Written task – Check each line of the records below and collect those holding "Numerical".

—————

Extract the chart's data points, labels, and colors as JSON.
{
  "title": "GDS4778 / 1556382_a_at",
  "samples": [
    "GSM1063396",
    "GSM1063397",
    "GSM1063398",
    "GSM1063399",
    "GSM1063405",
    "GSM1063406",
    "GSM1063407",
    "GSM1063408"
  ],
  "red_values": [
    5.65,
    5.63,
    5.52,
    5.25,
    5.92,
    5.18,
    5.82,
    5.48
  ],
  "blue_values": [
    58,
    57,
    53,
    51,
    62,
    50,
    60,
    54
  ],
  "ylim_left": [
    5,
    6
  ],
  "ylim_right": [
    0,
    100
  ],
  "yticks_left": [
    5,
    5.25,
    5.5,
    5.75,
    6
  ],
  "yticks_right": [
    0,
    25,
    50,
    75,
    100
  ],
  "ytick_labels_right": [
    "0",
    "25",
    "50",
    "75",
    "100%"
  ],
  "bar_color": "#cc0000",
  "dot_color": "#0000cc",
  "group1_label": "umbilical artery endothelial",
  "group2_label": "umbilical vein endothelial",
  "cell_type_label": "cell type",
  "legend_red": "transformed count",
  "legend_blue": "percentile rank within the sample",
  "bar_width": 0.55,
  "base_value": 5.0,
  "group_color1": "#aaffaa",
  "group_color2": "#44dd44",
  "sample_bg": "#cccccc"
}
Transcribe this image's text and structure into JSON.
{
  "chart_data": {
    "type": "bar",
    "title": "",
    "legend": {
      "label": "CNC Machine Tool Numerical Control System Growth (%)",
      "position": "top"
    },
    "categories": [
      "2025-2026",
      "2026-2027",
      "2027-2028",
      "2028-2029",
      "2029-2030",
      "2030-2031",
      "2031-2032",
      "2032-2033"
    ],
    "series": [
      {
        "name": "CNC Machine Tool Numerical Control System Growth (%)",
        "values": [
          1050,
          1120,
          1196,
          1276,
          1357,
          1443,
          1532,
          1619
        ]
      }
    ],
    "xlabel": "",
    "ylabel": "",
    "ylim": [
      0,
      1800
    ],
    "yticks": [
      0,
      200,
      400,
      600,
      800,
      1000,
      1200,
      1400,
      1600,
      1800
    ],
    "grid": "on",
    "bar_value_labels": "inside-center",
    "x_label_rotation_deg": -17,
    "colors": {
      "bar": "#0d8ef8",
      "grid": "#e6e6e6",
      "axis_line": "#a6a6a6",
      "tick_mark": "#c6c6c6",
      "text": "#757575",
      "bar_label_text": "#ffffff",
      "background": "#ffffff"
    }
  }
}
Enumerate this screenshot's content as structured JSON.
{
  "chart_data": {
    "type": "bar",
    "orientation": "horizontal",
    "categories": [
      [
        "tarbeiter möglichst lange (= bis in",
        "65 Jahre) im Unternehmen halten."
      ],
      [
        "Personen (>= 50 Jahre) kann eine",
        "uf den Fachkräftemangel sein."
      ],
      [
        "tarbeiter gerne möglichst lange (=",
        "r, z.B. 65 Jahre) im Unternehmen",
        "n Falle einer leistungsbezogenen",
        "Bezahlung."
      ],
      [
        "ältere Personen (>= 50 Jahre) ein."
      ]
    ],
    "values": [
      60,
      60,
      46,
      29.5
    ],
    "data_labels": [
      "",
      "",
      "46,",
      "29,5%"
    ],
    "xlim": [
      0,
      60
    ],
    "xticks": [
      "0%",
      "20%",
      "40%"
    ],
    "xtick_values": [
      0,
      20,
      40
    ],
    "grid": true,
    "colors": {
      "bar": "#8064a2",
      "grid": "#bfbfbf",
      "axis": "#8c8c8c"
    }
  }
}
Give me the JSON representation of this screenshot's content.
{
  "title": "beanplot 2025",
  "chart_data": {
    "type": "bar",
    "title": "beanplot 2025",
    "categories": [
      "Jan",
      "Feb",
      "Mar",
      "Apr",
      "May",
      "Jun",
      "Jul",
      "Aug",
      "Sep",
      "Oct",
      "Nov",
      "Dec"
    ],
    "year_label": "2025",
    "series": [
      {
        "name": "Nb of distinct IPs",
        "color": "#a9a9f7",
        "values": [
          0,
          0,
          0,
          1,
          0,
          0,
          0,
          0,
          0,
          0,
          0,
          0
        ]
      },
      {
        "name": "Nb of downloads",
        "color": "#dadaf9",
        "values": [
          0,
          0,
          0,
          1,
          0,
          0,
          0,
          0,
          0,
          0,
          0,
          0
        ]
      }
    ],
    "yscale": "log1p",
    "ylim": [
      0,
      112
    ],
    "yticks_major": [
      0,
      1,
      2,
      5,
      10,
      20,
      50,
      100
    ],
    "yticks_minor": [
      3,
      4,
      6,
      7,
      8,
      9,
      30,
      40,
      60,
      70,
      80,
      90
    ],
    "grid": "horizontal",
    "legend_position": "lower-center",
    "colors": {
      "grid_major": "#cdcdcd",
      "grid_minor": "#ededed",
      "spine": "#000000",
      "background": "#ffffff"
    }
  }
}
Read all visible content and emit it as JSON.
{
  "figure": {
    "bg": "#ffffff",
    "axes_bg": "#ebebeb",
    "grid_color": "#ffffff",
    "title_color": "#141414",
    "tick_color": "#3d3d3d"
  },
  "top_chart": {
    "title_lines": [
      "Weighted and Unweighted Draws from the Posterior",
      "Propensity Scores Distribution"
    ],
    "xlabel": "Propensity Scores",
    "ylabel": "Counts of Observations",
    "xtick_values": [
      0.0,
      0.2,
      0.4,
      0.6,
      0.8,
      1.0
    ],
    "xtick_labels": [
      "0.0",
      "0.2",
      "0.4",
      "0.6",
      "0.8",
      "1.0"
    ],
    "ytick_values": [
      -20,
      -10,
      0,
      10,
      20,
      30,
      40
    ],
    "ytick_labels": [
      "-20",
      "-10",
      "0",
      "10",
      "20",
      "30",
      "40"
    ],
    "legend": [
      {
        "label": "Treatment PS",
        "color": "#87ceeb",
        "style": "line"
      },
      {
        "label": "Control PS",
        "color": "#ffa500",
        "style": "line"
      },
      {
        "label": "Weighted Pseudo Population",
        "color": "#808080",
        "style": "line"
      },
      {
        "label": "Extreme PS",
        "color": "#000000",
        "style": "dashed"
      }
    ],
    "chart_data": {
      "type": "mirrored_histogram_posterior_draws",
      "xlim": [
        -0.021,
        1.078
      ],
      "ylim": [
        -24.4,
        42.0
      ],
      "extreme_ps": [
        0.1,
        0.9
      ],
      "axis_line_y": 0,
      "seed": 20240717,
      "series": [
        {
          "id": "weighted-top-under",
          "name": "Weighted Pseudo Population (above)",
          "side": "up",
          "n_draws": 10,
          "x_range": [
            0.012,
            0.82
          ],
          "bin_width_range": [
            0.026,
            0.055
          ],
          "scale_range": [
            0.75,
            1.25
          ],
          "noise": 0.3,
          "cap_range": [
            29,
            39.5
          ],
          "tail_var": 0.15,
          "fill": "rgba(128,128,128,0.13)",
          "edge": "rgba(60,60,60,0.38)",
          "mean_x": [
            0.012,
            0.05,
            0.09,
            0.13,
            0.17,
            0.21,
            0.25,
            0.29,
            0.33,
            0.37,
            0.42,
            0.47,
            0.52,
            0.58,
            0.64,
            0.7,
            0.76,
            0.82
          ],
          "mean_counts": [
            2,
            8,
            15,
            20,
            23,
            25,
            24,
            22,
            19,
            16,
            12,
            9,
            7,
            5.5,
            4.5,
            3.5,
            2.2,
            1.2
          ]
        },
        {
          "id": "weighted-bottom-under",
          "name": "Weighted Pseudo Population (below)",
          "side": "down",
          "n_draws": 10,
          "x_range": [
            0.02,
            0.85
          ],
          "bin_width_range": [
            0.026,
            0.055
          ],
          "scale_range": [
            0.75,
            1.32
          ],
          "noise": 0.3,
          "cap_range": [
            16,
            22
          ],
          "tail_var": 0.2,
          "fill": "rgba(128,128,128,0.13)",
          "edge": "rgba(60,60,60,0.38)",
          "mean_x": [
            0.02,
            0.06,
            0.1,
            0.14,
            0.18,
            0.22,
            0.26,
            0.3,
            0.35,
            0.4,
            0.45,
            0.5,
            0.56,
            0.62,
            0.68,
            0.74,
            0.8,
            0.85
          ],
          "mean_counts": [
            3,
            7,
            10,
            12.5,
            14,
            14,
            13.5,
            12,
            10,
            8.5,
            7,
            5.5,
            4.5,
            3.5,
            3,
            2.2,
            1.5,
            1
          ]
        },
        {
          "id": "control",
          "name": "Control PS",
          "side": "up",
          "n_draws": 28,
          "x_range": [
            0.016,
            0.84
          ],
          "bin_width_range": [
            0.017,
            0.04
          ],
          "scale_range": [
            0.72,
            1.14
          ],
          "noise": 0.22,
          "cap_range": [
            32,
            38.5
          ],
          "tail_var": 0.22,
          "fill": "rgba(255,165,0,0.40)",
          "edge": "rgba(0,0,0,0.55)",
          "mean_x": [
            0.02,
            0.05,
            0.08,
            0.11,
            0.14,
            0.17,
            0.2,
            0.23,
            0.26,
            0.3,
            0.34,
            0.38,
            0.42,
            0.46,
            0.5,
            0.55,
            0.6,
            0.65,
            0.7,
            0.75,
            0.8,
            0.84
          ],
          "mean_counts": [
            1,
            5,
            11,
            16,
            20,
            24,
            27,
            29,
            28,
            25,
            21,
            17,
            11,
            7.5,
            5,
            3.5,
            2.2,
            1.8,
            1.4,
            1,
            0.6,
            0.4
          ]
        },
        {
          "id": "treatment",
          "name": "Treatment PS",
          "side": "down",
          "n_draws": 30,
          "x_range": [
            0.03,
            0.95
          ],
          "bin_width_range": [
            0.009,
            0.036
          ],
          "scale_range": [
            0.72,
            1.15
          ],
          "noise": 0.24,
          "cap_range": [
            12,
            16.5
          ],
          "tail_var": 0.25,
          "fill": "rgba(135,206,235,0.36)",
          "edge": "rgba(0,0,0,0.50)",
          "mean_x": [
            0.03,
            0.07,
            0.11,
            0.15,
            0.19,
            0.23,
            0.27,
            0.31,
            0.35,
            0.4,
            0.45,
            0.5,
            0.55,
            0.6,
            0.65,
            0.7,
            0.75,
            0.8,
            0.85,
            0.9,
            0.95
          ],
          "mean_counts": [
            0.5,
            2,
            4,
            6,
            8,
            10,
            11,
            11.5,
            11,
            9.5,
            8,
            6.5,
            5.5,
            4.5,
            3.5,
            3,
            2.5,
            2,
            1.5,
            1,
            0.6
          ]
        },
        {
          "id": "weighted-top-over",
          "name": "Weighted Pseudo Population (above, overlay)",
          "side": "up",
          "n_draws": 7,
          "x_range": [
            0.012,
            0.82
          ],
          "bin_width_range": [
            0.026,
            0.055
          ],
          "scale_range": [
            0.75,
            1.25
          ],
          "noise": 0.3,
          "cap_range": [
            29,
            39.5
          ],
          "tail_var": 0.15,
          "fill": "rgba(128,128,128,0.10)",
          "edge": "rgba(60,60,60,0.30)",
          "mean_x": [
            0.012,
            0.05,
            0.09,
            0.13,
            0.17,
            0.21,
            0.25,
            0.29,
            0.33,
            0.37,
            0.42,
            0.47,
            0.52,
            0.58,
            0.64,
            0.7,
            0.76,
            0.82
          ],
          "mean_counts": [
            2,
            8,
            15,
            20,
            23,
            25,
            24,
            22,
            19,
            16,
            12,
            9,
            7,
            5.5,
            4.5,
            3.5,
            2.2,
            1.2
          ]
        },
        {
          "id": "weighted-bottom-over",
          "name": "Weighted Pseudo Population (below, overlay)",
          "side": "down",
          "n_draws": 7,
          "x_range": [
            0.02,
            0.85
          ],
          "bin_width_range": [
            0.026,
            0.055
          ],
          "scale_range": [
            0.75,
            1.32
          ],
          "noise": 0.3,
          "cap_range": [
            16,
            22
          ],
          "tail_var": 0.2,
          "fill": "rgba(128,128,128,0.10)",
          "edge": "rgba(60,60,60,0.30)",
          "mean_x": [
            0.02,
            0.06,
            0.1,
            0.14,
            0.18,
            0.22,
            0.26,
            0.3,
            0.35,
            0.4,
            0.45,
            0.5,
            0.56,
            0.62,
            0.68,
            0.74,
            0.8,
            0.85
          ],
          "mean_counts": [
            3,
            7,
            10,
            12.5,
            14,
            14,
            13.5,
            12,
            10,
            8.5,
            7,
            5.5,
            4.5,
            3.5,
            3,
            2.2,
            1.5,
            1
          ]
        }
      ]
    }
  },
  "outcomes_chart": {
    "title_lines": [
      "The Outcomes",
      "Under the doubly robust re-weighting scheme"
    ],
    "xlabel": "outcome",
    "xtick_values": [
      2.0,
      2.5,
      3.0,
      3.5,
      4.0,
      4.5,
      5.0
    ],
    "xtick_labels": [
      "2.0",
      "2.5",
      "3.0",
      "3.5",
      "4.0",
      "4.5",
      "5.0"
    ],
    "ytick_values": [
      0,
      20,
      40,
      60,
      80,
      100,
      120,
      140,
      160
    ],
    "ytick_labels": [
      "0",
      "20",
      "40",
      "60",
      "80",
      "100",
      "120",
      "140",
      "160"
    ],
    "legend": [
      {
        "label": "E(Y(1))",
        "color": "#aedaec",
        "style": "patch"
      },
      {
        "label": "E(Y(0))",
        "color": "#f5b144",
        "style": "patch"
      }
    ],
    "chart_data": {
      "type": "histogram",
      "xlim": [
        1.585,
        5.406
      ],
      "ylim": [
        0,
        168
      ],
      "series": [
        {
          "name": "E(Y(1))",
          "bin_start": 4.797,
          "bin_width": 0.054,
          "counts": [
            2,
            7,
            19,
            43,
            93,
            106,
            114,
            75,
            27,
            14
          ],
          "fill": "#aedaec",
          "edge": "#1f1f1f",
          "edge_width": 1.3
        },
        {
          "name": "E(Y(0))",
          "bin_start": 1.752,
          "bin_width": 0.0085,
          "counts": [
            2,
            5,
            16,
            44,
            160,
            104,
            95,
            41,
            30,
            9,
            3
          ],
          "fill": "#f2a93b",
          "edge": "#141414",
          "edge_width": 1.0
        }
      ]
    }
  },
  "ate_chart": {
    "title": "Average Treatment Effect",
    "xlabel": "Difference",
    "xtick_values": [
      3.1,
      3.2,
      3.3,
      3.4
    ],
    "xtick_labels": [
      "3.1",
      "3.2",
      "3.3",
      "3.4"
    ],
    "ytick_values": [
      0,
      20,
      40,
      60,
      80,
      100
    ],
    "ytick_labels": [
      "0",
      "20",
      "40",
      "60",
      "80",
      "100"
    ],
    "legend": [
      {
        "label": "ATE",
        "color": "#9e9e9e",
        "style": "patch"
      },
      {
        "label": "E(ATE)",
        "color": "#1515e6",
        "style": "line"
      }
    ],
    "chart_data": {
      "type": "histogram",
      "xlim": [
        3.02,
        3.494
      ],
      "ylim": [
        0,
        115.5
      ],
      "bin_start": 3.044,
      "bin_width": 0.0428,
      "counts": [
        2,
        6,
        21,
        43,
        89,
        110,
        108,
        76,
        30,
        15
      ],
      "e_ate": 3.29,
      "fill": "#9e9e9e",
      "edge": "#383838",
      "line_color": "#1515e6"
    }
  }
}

—————

Correct response –
      "label": "CNC Machine Tool Numerical Control System Growth (%)",
        "name": "CNC Machine Tool Numerical Control System Growth (%)",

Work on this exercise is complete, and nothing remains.